Find the word "this" in the listing; pull out each line holding it.
____ Extracted records
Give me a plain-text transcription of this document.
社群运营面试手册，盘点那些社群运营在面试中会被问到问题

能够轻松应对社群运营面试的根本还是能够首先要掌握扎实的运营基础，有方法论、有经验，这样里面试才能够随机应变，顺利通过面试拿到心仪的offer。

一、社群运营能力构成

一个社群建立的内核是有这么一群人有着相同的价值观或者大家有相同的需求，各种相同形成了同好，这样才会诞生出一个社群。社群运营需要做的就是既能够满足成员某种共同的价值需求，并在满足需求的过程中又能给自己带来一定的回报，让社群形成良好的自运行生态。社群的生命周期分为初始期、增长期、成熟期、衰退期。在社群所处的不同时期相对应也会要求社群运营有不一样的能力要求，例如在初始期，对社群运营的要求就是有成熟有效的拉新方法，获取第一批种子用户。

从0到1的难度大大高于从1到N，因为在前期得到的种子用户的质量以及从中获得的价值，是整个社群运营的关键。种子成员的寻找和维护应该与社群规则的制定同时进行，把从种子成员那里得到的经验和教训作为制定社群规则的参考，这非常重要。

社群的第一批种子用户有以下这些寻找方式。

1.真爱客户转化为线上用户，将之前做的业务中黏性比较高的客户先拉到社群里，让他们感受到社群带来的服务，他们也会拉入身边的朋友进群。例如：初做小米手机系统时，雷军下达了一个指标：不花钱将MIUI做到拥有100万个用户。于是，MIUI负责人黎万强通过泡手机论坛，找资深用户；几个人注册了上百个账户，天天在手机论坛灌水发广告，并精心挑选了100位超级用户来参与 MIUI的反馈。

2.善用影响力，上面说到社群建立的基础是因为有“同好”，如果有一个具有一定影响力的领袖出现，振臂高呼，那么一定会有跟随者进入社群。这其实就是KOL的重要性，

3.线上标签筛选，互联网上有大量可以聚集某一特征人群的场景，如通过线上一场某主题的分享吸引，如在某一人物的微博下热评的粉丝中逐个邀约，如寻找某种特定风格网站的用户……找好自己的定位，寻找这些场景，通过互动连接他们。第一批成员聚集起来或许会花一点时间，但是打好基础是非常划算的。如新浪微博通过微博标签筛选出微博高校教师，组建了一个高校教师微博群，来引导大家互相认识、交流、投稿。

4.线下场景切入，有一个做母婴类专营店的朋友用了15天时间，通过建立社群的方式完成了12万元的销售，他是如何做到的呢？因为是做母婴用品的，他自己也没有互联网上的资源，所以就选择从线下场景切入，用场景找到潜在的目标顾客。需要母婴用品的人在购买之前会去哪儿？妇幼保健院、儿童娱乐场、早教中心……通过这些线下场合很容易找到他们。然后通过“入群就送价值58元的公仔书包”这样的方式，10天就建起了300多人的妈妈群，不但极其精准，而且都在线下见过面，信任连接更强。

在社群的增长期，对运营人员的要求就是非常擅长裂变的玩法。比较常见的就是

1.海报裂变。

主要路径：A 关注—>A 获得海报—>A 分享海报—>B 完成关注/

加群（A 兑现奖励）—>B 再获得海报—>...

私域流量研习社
________
____ Extracted records
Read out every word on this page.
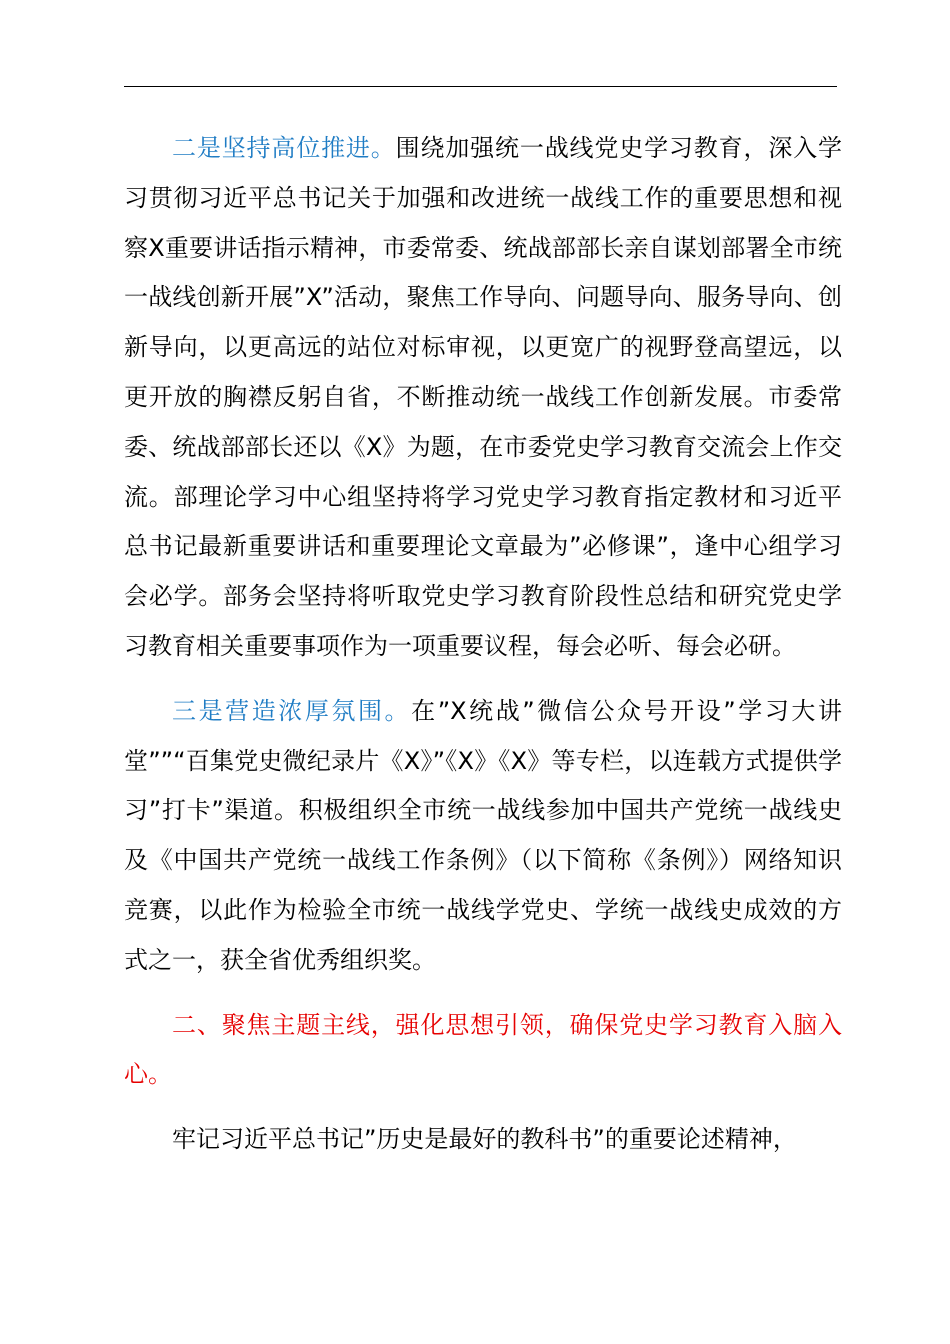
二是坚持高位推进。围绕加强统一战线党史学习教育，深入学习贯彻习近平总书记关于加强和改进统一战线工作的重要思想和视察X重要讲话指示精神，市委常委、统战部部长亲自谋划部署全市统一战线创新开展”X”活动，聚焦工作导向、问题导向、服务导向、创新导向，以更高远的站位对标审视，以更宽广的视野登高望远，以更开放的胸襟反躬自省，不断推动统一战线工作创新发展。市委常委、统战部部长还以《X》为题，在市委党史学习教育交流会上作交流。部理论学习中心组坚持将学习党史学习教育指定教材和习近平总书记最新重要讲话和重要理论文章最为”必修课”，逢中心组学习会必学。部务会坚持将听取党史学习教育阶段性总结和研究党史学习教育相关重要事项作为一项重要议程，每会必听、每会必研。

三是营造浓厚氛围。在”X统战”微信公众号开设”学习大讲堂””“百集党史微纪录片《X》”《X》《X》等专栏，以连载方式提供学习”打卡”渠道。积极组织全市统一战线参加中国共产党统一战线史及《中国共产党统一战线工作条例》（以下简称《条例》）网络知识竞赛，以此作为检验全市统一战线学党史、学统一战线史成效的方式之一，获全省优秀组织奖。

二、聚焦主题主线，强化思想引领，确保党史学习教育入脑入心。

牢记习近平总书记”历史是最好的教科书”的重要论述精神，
________
= Response =
Give me a plain-text transcription of this document.
Read out every word on this page.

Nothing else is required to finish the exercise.